* begin INPUT *
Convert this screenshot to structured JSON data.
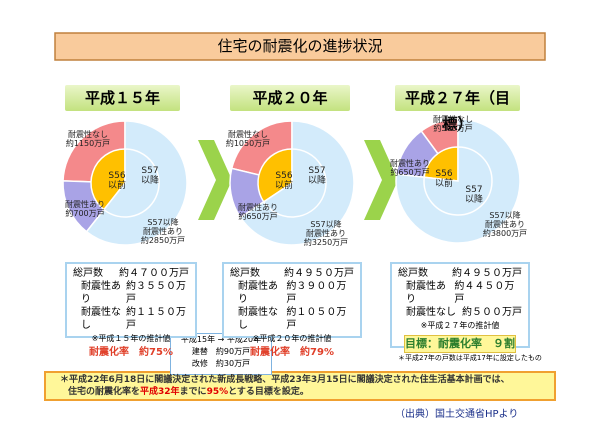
{
  "title": "住宅の耐震化の進捗状況",
  "chart_data": [
    {
      "type": "pie",
      "title": "平成１５年",
      "categories": [
        "耐震性なし",
        "耐震性あり",
        "S57以降\n耐震性あり"
      ],
      "values": [
        1150,
        700,
        2850
      ],
      "value_labels": [
        "約1150万戸",
        "約700万戸",
        "約2850万戸"
      ],
      "colors": [
        "#f4898b",
        "#a9a3e6",
        "#d3ebfb"
      ],
      "inner_labels": [
        "S56\n以前",
        "S57\n以降"
      ],
      "inner_colors": [
        "#ffc000",
        "#d3ebfb"
      ],
      "summary": {
        "rows": [
          [
            "総戸数",
            "約４７００万戸"
          ],
          [
            "耐震性あり",
            "約３５５０万戸"
          ],
          [
            "耐震性なし",
            "約１１５０万戸"
          ]
        ],
        "note": "※平成１５年の推計値",
        "rate": "耐震化率　約75%"
      }
    },
    {
      "type": "pie",
      "title": "平成２０年",
      "categories": [
        "耐震性なし",
        "耐震性あり",
        "S57以降\n耐震性あり"
      ],
      "values": [
        1050,
        650,
        3250
      ],
      "value_labels": [
        "約1050万戸",
        "約650万戸",
        "約3250万戸"
      ],
      "colors": [
        "#f4898b",
        "#a9a3e6",
        "#d3ebfb"
      ],
      "inner_labels": [
        "S56\n以前",
        "S57\n以降"
      ],
      "inner_colors": [
        "#ffc000",
        "#d3ebfb"
      ],
      "summary": {
        "rows": [
          [
            "総戸数",
            "約４９５０万戸"
          ],
          [
            "耐震性あり",
            "約３９００万戸"
          ],
          [
            "耐震性なし",
            "約１０５０万戸"
          ]
        ],
        "note": "※平成２０年の推計値",
        "rate": "耐震化率　約79%"
      }
    },
    {
      "type": "pie",
      "title": "平成２７年（目標）",
      "categories": [
        "耐震性なし",
        "耐震性あり",
        "S57以降\n耐震性あり"
      ],
      "values": [
        500,
        650,
        3800
      ],
      "value_labels": [
        "約500万戸",
        "約650万戸",
        "約3800万戸"
      ],
      "colors": [
        "#f4898b",
        "#a9a3e6",
        "#d3ebfb"
      ],
      "inner_labels": [
        "S56\n以前",
        "S57\n以降"
      ],
      "inner_colors": [
        "#ffc000",
        "#d3ebfb"
      ],
      "summary": {
        "rows": [
          [
            "総戸数",
            "約４９５０万戸"
          ],
          [
            "耐震性あり",
            "約４４５０万戸"
          ],
          [
            "耐震性なし",
            "約５００万戸"
          ]
        ],
        "note": "※平成２７年の推計値",
        "rate": "目標：耐震化率　９割"
      }
    }
  ],
  "transition": {
    "period": "平成15年 → 平成20年",
    "rebuild": "建替　約90万戸",
    "retrofit": "改修　約30万戸"
  },
  "footnote": "＊平成27年の戸数は平成17年に設定したもの",
  "footer_note": {
    "line1": "＊平成22年6月18日に閣議決定された新成長戦略、平成23年3月15日に閣議決定された住生活基本計画では、",
    "line2_parts": [
      "住宅の耐震化率を",
      "平成32年",
      "までに",
      "95%",
      "とする目標を設定。"
    ]
  },
  "source": "（出典）国土交通省HPより"
}
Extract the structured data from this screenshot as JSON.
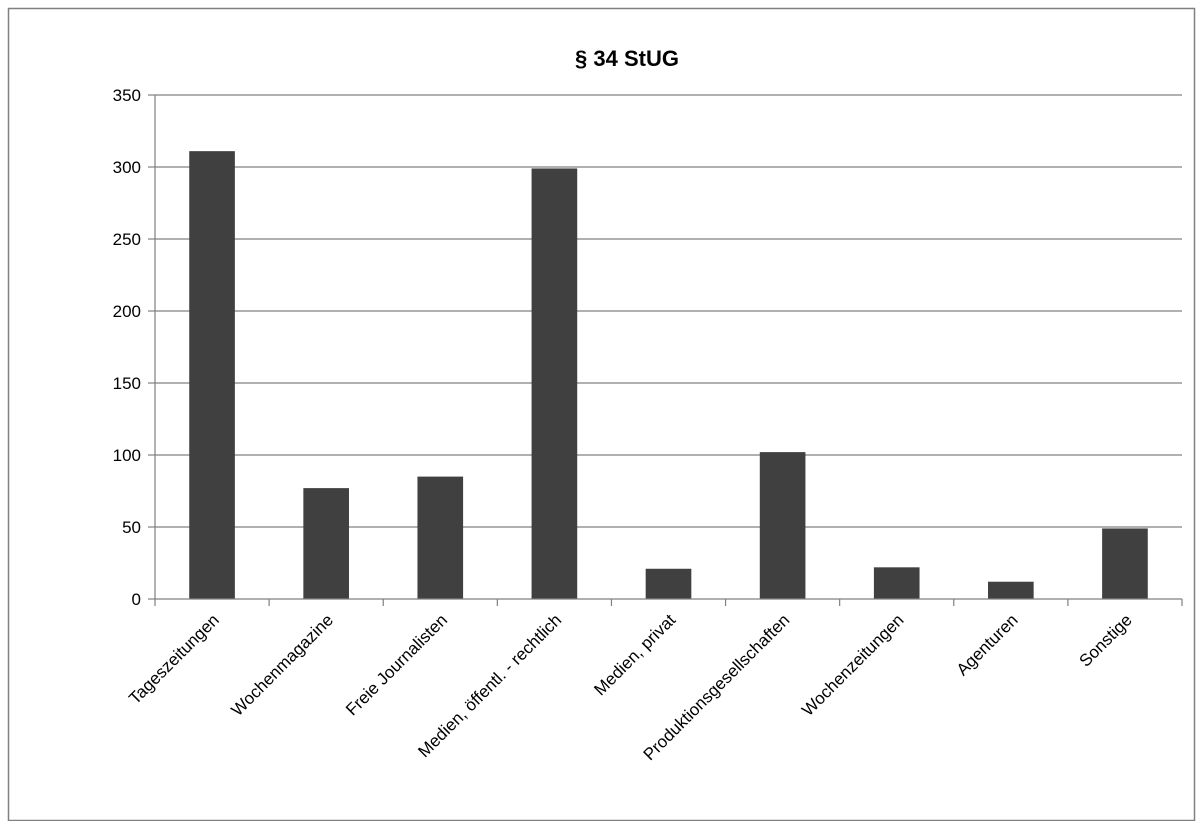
{
  "chart_data": {
    "type": "bar",
    "title": "§ 34 StUG",
    "xlabel": "",
    "ylabel": "",
    "categories": [
      "Tageszeitungen",
      "Wochenmagazine",
      "Freie Journalisten",
      "Medien, öffentl. - rechtlich",
      "Medien,  privat",
      "Produktionsgesellschaften",
      "Wochenzeitungen",
      "Agenturen",
      "Sonstige"
    ],
    "values": [
      311,
      77,
      85,
      299,
      21,
      102,
      22,
      12,
      49
    ],
    "ylim": [
      0,
      350
    ],
    "yticks": [
      0,
      50,
      100,
      150,
      200,
      250,
      300,
      350
    ],
    "grid": true,
    "legend": "none",
    "colors": {
      "bar": "#404040",
      "grid": "#808080",
      "axis": "#808080",
      "border": "#808080"
    }
  }
}
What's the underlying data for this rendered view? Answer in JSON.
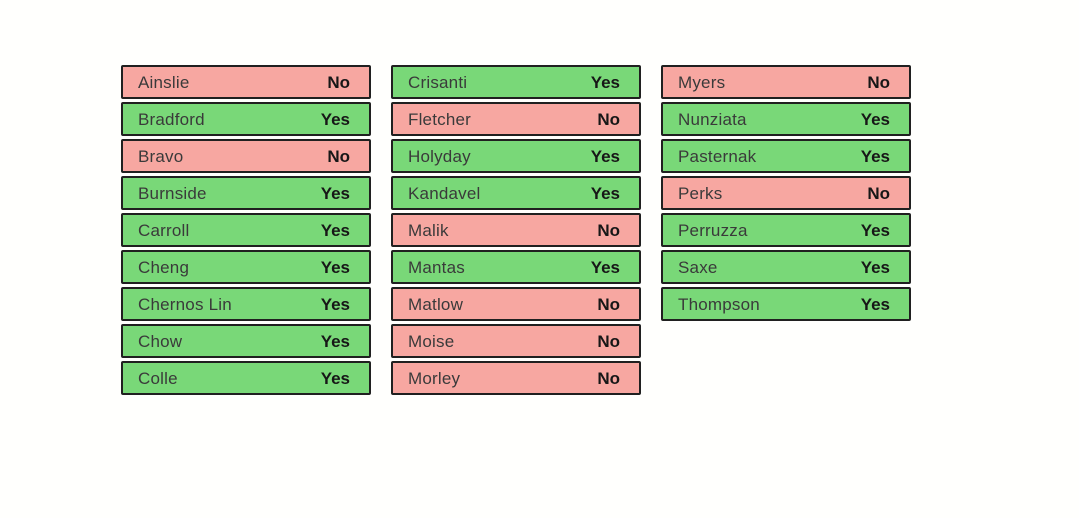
{
  "labels": {
    "yes": "Yes",
    "no": "No"
  },
  "colors": {
    "yes_bg": "#79d878",
    "no_bg": "#f7a7a1",
    "row_border": "#202020",
    "name_text": "#3a3a3a",
    "vote_text": "#171717",
    "page_bg": "#fffffd"
  },
  "columns": [
    {
      "items": [
        {
          "name": "Ainslie",
          "vote": "No"
        },
        {
          "name": "Bradford",
          "vote": "Yes"
        },
        {
          "name": "Bravo",
          "vote": "No"
        },
        {
          "name": "Burnside",
          "vote": "Yes"
        },
        {
          "name": "Carroll",
          "vote": "Yes"
        },
        {
          "name": "Cheng",
          "vote": "Yes"
        },
        {
          "name": "Chernos Lin",
          "vote": "Yes"
        },
        {
          "name": "Chow",
          "vote": "Yes"
        },
        {
          "name": "Colle",
          "vote": "Yes"
        }
      ]
    },
    {
      "items": [
        {
          "name": "Crisanti",
          "vote": "Yes"
        },
        {
          "name": "Fletcher",
          "vote": "No"
        },
        {
          "name": "Holyday",
          "vote": "Yes"
        },
        {
          "name": "Kandavel",
          "vote": "Yes"
        },
        {
          "name": "Malik",
          "vote": "No"
        },
        {
          "name": "Mantas",
          "vote": "Yes"
        },
        {
          "name": "Matlow",
          "vote": "No"
        },
        {
          "name": "Moise",
          "vote": "No"
        },
        {
          "name": "Morley",
          "vote": "No"
        }
      ]
    },
    {
      "items": [
        {
          "name": "Myers",
          "vote": "No"
        },
        {
          "name": "Nunziata",
          "vote": "Yes"
        },
        {
          "name": "Pasternak",
          "vote": "Yes"
        },
        {
          "name": "Perks",
          "vote": "No"
        },
        {
          "name": "Perruzza",
          "vote": "Yes"
        },
        {
          "name": "Saxe",
          "vote": "Yes"
        },
        {
          "name": "Thompson",
          "vote": "Yes"
        }
      ]
    }
  ]
}
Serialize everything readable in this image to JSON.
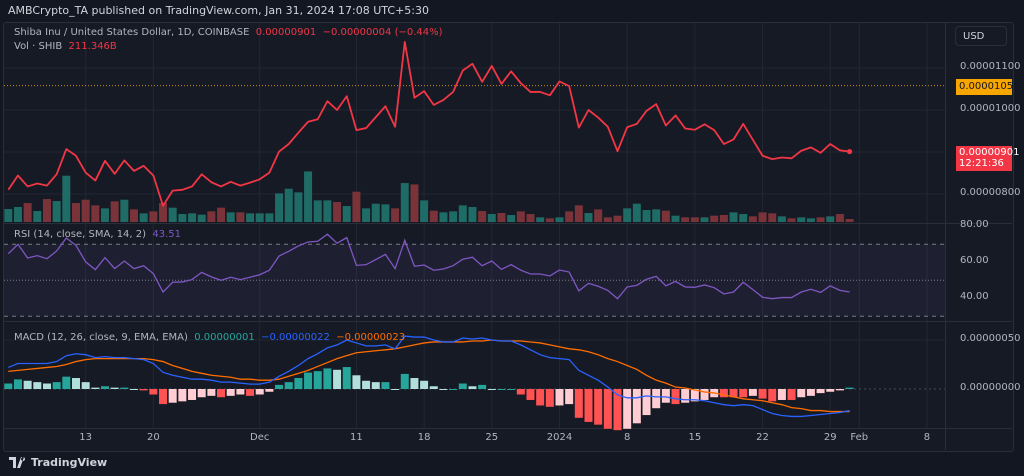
{
  "header": {
    "publish_line": "AMBCrypto_TA published on TradingView.com, Jan 31, 2024 17:08 UTC+5:30"
  },
  "legend": {
    "symbol": "Shiba Inu / United States Dollar, 1D, COINBASE",
    "last": "0.00000901",
    "change": "−0.00000004 (−0.44%)",
    "vol_label": "Vol · SHIB",
    "vol_value": "211.346B",
    "rsi_label": "RSI (14, close, SMA, 14, 2)",
    "rsi_value": "43.51",
    "macd_label": "MACD (12, 26, close, 9, EMA, EMA)",
    "macd_hist": "0.00000001",
    "macd_value": "−0.00000022",
    "macd_signal": "−0.00000023"
  },
  "currency_button": "USD",
  "price_tags": {
    "high_line": "0.00001058",
    "last_price": "0.00000901",
    "countdown": "12:21:36"
  },
  "footer": {
    "logo_text": "TradingView"
  },
  "colors": {
    "price_line": "#f23645",
    "vol_up": "#1f6b66",
    "vol_down": "#7a3338",
    "rsi": "#7e57c2",
    "macd": "#2962ff",
    "signal": "#ff6d00",
    "hist_up_strong": "#26a69a",
    "hist_up_weak": "#b2dfdb",
    "hist_down_strong": "#ff5252",
    "hist_down_weak": "#ffcdd2",
    "high_line": "#f7a600"
  },
  "chart_data": [
    {
      "type": "line",
      "title": "Shiba Inu / United States Dollar, 1D, COINBASE",
      "grid": true,
      "y_ticks": [
        "0.00001100",
        "0.00001000",
        "0.00000800"
      ],
      "ylim": [
        7.6e-06,
        1.2e-05
      ],
      "reference_line": 1.058e-05,
      "x_ticks": [
        {
          "label": "13",
          "date": "2023-11-13"
        },
        {
          "label": "20",
          "date": "2023-11-20"
        },
        {
          "label": "Dec",
          "date": "2023-12-01"
        },
        {
          "label": "11",
          "date": "2023-12-11"
        },
        {
          "label": "18",
          "date": "2023-12-18"
        },
        {
          "label": "25",
          "date": "2023-12-25"
        },
        {
          "label": "2024",
          "date": "2024-01-01"
        },
        {
          "label": "8",
          "date": "2024-01-08"
        },
        {
          "label": "15",
          "date": "2024-01-15"
        },
        {
          "label": "22",
          "date": "2024-01-22"
        },
        {
          "label": "29",
          "date": "2024-01-29"
        },
        {
          "label": "Feb",
          "date": "2024-02-01"
        },
        {
          "label": "8",
          "date": "2024-02-08"
        }
      ],
      "dates": [
        "2023-11-05",
        "2023-11-06",
        "2023-11-07",
        "2023-11-08",
        "2023-11-09",
        "2023-11-10",
        "2023-11-11",
        "2023-11-12",
        "2023-11-13",
        "2023-11-14",
        "2023-11-15",
        "2023-11-16",
        "2023-11-17",
        "2023-11-18",
        "2023-11-19",
        "2023-11-20",
        "2023-11-21",
        "2023-11-22",
        "2023-11-23",
        "2023-11-24",
        "2023-11-25",
        "2023-11-26",
        "2023-11-27",
        "2023-11-28",
        "2023-11-29",
        "2023-11-30",
        "2023-12-01",
        "2023-12-02",
        "2023-12-03",
        "2023-12-04",
        "2023-12-05",
        "2023-12-06",
        "2023-12-07",
        "2023-12-08",
        "2023-12-09",
        "2023-12-10",
        "2023-12-11",
        "2023-12-12",
        "2023-12-13",
        "2023-12-14",
        "2023-12-15",
        "2023-12-16",
        "2023-12-17",
        "2023-12-18",
        "2023-12-19",
        "2023-12-20",
        "2023-12-21",
        "2023-12-22",
        "2023-12-23",
        "2023-12-24",
        "2023-12-25",
        "2023-12-26",
        "2023-12-27",
        "2023-12-28",
        "2023-12-29",
        "2023-12-30",
        "2023-12-31",
        "2024-01-01",
        "2024-01-02",
        "2024-01-03",
        "2024-01-04",
        "2024-01-05",
        "2024-01-06",
        "2024-01-07",
        "2024-01-08",
        "2024-01-09",
        "2024-01-10",
        "2024-01-11",
        "2024-01-12",
        "2024-01-13",
        "2024-01-14",
        "2024-01-15",
        "2024-01-16",
        "2024-01-17",
        "2024-01-18",
        "2024-01-19",
        "2024-01-20",
        "2024-01-21",
        "2024-01-22",
        "2024-01-23",
        "2024-01-24",
        "2024-01-25",
        "2024-01-26",
        "2024-01-27",
        "2024-01-28",
        "2024-01-29",
        "2024-01-30",
        "2024-01-31"
      ],
      "price": [
        8.1e-06,
        8.44e-06,
        8.18e-06,
        8.25e-06,
        8.2e-06,
        8.47e-06,
        9.07e-06,
        8.91e-06,
        8.51e-06,
        8.32e-06,
        8.79e-06,
        8.48e-06,
        8.8e-06,
        8.55e-06,
        8.67e-06,
        8.44e-06,
        7.72e-06,
        8.08e-06,
        8.1e-06,
        8.18e-06,
        8.47e-06,
        8.28e-06,
        8.18e-06,
        8.29e-06,
        8.2e-06,
        8.27e-06,
        8.35e-06,
        8.51e-06,
        9.01e-06,
        9.19e-06,
        9.46e-06,
        9.72e-06,
        9.78e-06,
        1.021e-05,
        1e-05,
        1.033e-05,
        9.52e-06,
        9.57e-06,
        9.83e-06,
        1.009e-05,
        9.6e-06,
        1.162e-05,
        1.029e-05,
        1.045e-05,
        1.012e-05,
        1.024e-05,
        1.043e-05,
        1.094e-05,
        1.11e-05,
        1.067e-05,
        1.105e-05,
        1.062e-05,
        1.092e-05,
        1.064e-05,
        1.043e-05,
        1.043e-05,
        1.035e-05,
        1.068e-05,
        1.057e-05,
        9.58e-06,
        1e-05,
        9.82e-06,
        9.6e-06,
        9.02e-06,
        9.59e-06,
        9.67e-06,
        9.98e-06,
        1.014e-05,
        9.63e-06,
        9.87e-06,
        9.56e-06,
        9.53e-06,
        9.66e-06,
        9.52e-06,
        9.19e-06,
        9.3e-06,
        9.67e-06,
        9.29e-06,
        8.91e-06,
        8.83e-06,
        8.87e-06,
        8.85e-06,
        9.03e-06,
        9.11e-06,
        8.98e-06,
        9.19e-06,
        9.04e-06,
        9.01e-06
      ],
      "volume_billions": [
        909,
        1049,
        1328,
        769,
        1608,
        1468,
        3239,
        1328,
        1561,
        1165,
        955,
        1445,
        1561,
        885,
        606,
        746,
        1328,
        1002,
        559,
        606,
        513,
        746,
        1002,
        676,
        676,
        606,
        606,
        606,
        2004,
        2330,
        2074,
        3542,
        1515,
        1515,
        1398,
        1118,
        2120,
        955,
        1282,
        1235,
        955,
        2726,
        2633,
        1515,
        792,
        676,
        746,
        1165,
        1049,
        769,
        559,
        629,
        489,
        746,
        559,
        326,
        256,
        326,
        746,
        1165,
        629,
        885,
        326,
        443,
        955,
        1282,
        839,
        885,
        792,
        443,
        326,
        326,
        326,
        443,
        489,
        676,
        559,
        396,
        676,
        606,
        396,
        256,
        326,
        256,
        326,
        396,
        559,
        211
      ],
      "volume_direction": [
        "up",
        "up",
        "down",
        "up",
        "down",
        "up",
        "up",
        "down",
        "down",
        "down",
        "up",
        "down",
        "up",
        "down",
        "up",
        "down",
        "down",
        "up",
        "up",
        "up",
        "up",
        "down",
        "down",
        "up",
        "down",
        "up",
        "up",
        "up",
        "up",
        "up",
        "up",
        "up",
        "up",
        "up",
        "down",
        "up",
        "down",
        "up",
        "up",
        "up",
        "down",
        "up",
        "down",
        "up",
        "down",
        "up",
        "up",
        "up",
        "up",
        "down",
        "up",
        "down",
        "up",
        "down",
        "down",
        "up",
        "down",
        "up",
        "down",
        "down",
        "up",
        "down",
        "down",
        "down",
        "up",
        "up",
        "up",
        "up",
        "down",
        "up",
        "down",
        "down",
        "up",
        "down",
        "down",
        "up",
        "up",
        "down",
        "down",
        "down",
        "up",
        "down",
        "up",
        "up",
        "down",
        "up",
        "down",
        "down"
      ]
    },
    {
      "type": "line",
      "title": "RSI (14, close, SMA, 14, 2)",
      "y_ticks": [
        "80.00",
        "60.00",
        "40.00"
      ],
      "ylim": [
        25,
        82
      ],
      "bands": {
        "upper": 70,
        "middle": 50,
        "lower": 30
      },
      "rsi": [
        64.8,
        70.0,
        62.4,
        63.7,
        62.0,
        66.3,
        73.5,
        69.4,
        60.2,
        55.9,
        62.6,
        56.5,
        60.7,
        56.5,
        58.1,
        53.7,
        43.5,
        48.9,
        49.1,
        50.4,
        54.4,
        51.9,
        50.0,
        51.7,
        50.4,
        51.7,
        53.1,
        55.6,
        63.5,
        66.1,
        69.1,
        71.3,
        71.7,
        75.6,
        70.6,
        73.7,
        58.3,
        58.7,
        61.5,
        64.4,
        56.5,
        72.2,
        57.8,
        58.5,
        55.6,
        56.3,
        58.1,
        61.7,
        62.8,
        58.1,
        60.7,
        56.1,
        58.7,
        55.6,
        53.5,
        53.5,
        52.4,
        55.7,
        54.6,
        44.1,
        48.3,
        46.7,
        44.4,
        39.8,
        46.3,
        47.2,
        50.6,
        52.2,
        46.9,
        49.4,
        46.3,
        46.1,
        47.4,
        45.9,
        42.4,
        43.5,
        48.9,
        44.8,
        40.6,
        39.8,
        40.4,
        40.4,
        43.5,
        45.0,
        43.3,
        46.9,
        44.4,
        43.51
      ]
    },
    {
      "type": "line",
      "title": "MACD (12, 26, close, 9, EMA, EMA)",
      "y_ticks": [
        "0.00000050",
        "0.00000000"
      ],
      "ylim": [
        -4.2e-07,
        6.8e-07
      ],
      "macd": [
        2.2e-07,
        2.6e-07,
        2.6e-07,
        2.6e-07,
        2.6e-07,
        2.8e-07,
        3.4e-07,
        3.6e-07,
        3.5e-07,
        3.2e-07,
        3.3e-07,
        3.2e-07,
        3.2e-07,
        3.1e-07,
        3e-07,
        2.6e-07,
        1.7e-07,
        1.4e-07,
        1.2e-07,
        1e-07,
        1e-07,
        9e-08,
        7e-08,
        7e-08,
        6e-08,
        5e-08,
        5e-08,
        7e-08,
        1.3e-07,
        1.8e-07,
        2.4e-07,
        3.1e-07,
        3.6e-07,
        4.2e-07,
        4.5e-07,
        5e-07,
        4.7e-07,
        4.4e-07,
        4.4e-07,
        4.5e-07,
        4.1e-07,
        5.4e-07,
        5.3e-07,
        5.3e-07,
        5e-07,
        4.8e-07,
        4.8e-07,
        5.2e-07,
        5.1e-07,
        5.2e-07,
        5e-07,
        4.9e-07,
        4.9e-07,
        4.5e-07,
        4e-07,
        3.5e-07,
        3.2e-07,
        3.1e-07,
        3e-07,
        1.9e-07,
        1.4e-07,
        9e-08,
        2e-08,
        -6e-08,
        -9e-08,
        -9e-08,
        -7e-08,
        -8e-08,
        -8e-08,
        -1e-07,
        -1.1e-07,
        -1.1e-07,
        -1.2e-07,
        -1.4e-07,
        -1.6e-07,
        -1.7e-07,
        -1.6e-07,
        -1.7e-07,
        -2.1e-07,
        -2.5e-07,
        -2.7e-07,
        -2.8e-07,
        -2.8e-07,
        -2.7e-07,
        -2.6e-07,
        -2.5e-07,
        -2.4e-07,
        -2.2e-07
      ],
      "signal": [
        1.8e-07,
        1.9e-07,
        2e-07,
        2.1e-07,
        2.2e-07,
        2.3e-07,
        2.5e-07,
        2.8e-07,
        3e-07,
        3.1e-07,
        3.1e-07,
        3.1e-07,
        3.1e-07,
        3.1e-07,
        3.1e-07,
        3e-07,
        2.8e-07,
        2.4e-07,
        2.1e-07,
        1.8e-07,
        1.6e-07,
        1.4e-07,
        1.3e-07,
        1.2e-07,
        1e-07,
        1e-07,
        9e-08,
        9e-08,
        1e-07,
        1.3e-07,
        1.6e-07,
        1.9e-07,
        2.3e-07,
        2.7e-07,
        3.1e-07,
        3.4e-07,
        3.7e-07,
        3.8e-07,
        3.9e-07,
        4e-07,
        4.1e-07,
        4.3e-07,
        4.5e-07,
        4.7e-07,
        4.8e-07,
        4.8e-07,
        4.8e-07,
        4.8e-07,
        4.9e-07,
        4.9e-07,
        5e-07,
        4.9e-07,
        4.9e-07,
        4.9e-07,
        4.8e-07,
        4.7e-07,
        4.5e-07,
        4.3e-07,
        4.1e-07,
        4e-07,
        3.8e-07,
        3.5e-07,
        3.1e-07,
        2.8e-07,
        2.4e-07,
        2e-07,
        1.4e-07,
        9e-08,
        6e-08,
        2e-08,
        1e-08,
        -1e-08,
        -3e-08,
        -4e-08,
        -6e-08,
        -8e-08,
        -1e-07,
        -1.1e-07,
        -1.2e-07,
        -1.4e-07,
        -1.6e-07,
        -1.9e-07,
        -2e-07,
        -2.2e-07,
        -2.2e-07,
        -2.3e-07,
        -2.3e-07,
        -2.3e-07
      ],
      "histogram": [
        4e-08,
        7e-08,
        6e-08,
        5e-08,
        4e-08,
        5e-08,
        9e-08,
        8e-08,
        5e-08,
        1e-08,
        2e-08,
        1e-08,
        1e-08,
        0,
        -1e-08,
        -4e-08,
        -1.1e-07,
        -1e-07,
        -9e-08,
        -8e-08,
        -6e-08,
        -5e-08,
        -6e-08,
        -5e-08,
        -4e-08,
        -5e-08,
        -4e-08,
        -2e-08,
        3e-08,
        5e-08,
        8e-08,
        1.2e-07,
        1.3e-07,
        1.5e-07,
        1.4e-07,
        1.6e-07,
        1e-07,
        6e-08,
        5e-08,
        5e-08,
        0,
        1.1e-07,
        8e-08,
        6e-08,
        2e-08,
        0,
        0,
        4e-08,
        2e-08,
        3e-08,
        0,
        0,
        0,
        -4e-08,
        -8e-08,
        -1.2e-07,
        -1.3e-07,
        -1.2e-07,
        -1.1e-07,
        -2.1e-07,
        -2.4e-07,
        -2.6e-07,
        -2.9e-07,
        -3e-07,
        -2.9e-07,
        -2.5e-07,
        -1.9e-07,
        -1.4e-07,
        -1e-07,
        -1.1e-07,
        -1e-07,
        -9e-08,
        -8e-08,
        -6e-08,
        -6e-08,
        -6e-08,
        -6e-08,
        -5e-08,
        -7e-08,
        -9e-08,
        -8e-08,
        -8e-08,
        -6e-08,
        -5e-08,
        -3e-08,
        -2e-08,
        -1e-08,
        1e-08
      ]
    }
  ]
}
* end INPUT *
TASK GOAL: Show all lines from the records above where the word "Medien" occurs.

PROBLEM SOLUTION:
      "Medien, öffentl. - rechtlich",
      "Medien,  privat",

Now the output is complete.